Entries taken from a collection
------------------------------

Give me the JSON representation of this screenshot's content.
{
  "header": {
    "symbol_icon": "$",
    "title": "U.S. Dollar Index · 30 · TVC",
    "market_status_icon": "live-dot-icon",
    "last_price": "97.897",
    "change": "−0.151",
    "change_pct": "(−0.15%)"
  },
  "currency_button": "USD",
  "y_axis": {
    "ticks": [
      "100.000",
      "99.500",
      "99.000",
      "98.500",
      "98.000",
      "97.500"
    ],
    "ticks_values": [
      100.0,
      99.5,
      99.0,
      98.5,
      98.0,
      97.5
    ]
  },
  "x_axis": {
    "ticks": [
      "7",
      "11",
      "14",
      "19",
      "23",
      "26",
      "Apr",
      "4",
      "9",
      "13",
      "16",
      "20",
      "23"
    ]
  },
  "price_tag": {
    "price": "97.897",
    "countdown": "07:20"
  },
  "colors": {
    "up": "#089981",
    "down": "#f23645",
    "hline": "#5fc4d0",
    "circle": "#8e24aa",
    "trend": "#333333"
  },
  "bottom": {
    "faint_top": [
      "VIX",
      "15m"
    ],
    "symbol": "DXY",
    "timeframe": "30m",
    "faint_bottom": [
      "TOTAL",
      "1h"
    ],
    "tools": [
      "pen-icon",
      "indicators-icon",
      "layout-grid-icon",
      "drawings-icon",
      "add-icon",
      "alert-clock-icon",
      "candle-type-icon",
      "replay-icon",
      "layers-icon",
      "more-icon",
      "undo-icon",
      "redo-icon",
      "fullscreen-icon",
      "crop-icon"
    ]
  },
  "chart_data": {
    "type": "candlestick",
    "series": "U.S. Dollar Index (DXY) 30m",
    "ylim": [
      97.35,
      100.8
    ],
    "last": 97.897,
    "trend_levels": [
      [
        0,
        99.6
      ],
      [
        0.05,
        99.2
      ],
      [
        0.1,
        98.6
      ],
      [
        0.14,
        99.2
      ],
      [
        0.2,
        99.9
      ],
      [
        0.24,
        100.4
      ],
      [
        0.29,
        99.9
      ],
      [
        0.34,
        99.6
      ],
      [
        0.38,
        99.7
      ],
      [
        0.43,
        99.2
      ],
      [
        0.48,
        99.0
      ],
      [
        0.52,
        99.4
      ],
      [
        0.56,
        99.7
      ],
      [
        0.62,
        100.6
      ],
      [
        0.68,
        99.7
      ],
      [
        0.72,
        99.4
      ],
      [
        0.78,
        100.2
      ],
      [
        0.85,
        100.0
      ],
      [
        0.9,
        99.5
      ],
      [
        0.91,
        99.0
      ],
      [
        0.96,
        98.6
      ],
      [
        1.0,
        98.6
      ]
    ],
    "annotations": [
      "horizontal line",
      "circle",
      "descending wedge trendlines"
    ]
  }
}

------------------------------

Give the data again, exactly as it stands.

**EXERCISE RESULT:**
Give me the JSON representation of this screenshot's content.
{
  "header": {
    "symbol_icon": "$",
    "title": "U.S. Dollar Index · 30 · TVC",
    "market_status_icon": "live-dot-icon",
    "last_price": "97.897",
    "change": "−0.151",
    "change_pct": "(−0.15%)"
  },
  "currency_button": "USD",
  "y_axis": {
    "ticks": [
      "100.000",
      "99.500",
      "99.000",
      "98.500",
      "98.000",
      "97.500"
    ],
    "ticks_values": [
      100.0,
      99.5,
      99.0,
      98.5,
      98.0,
      97.5
    ]
  },
  "x_axis": {
    "ticks": [
      "7",
      "11",
      "14",
      "19",
      "23",
      "26",
      "Apr",
      "4",
      "9",
      "13",
      "16",
      "20",
      "23"
    ]
  },
  "price_tag": {
    "price": "97.897",
    "countdown": "07:20"
  },
  "colors": {
    "up": "#089981",
    "down": "#f23645",
    "hline": "#5fc4d0",
    "circle": "#8e24aa",
    "trend": "#333333"
  },
  "bottom": {
    "faint_top": [
      "VIX",
      "15m"
    ],
    "symbol": "DXY",
    "timeframe": "30m",
    "faint_bottom": [
      "TOTAL",
      "1h"
    ],
    "tools": [
      "pen-icon",
      "indicators-icon",
      "layout-grid-icon",
      "drawings-icon",
      "add-icon",
      "alert-clock-icon",
      "candle-type-icon",
      "replay-icon",
      "layers-icon",
      "more-icon",
      "undo-icon",
      "redo-icon",
      "fullscreen-icon",
      "crop-icon"
    ]
  },
  "chart_data": {
    "type": "candlestick",
    "series": "U.S. Dollar Index (DXY) 30m",
    "ylim": [
      97.35,
      100.8
    ],
    "last": 97.897,
    "trend_levels": [
      [
        0,
        99.6
      ],
      [
        0.05,
        99.2
      ],
      [
        0.1,
        98.6
      ],
      [
        0.14,
        99.2
      ],
      [
        0.2,
        99.9
      ],
      [
        0.24,
        100.4
      ],
      [
        0.29,
        99.9
      ],
      [
        0.34,
        99.6
      ],
      [
        0.38,
        99.7
      ],
      [
        0.43,
        99.2
      ],
      [
        0.48,
        99.0
      ],
      [
        0.52,
        99.4
      ],
      [
        0.56,
        99.7
      ],
      [
        0.62,
        100.6
      ],
      [
        0.68,
        99.7
      ],
      [
        0.72,
        99.4
      ],
      [
        0.78,
        100.2
      ],
      [
        0.85,
        100.0
      ],
      [
        0.9,
        99.5
      ],
      [
        0.91,
        99.0
      ],
      [
        0.96,
        98.6
      ],
      [
        1.0,
        98.6
      ]
    ],
    "annotations": [
      "horizontal line",
      "circle",
      "descending wedge trendlines"
    ]
  }
}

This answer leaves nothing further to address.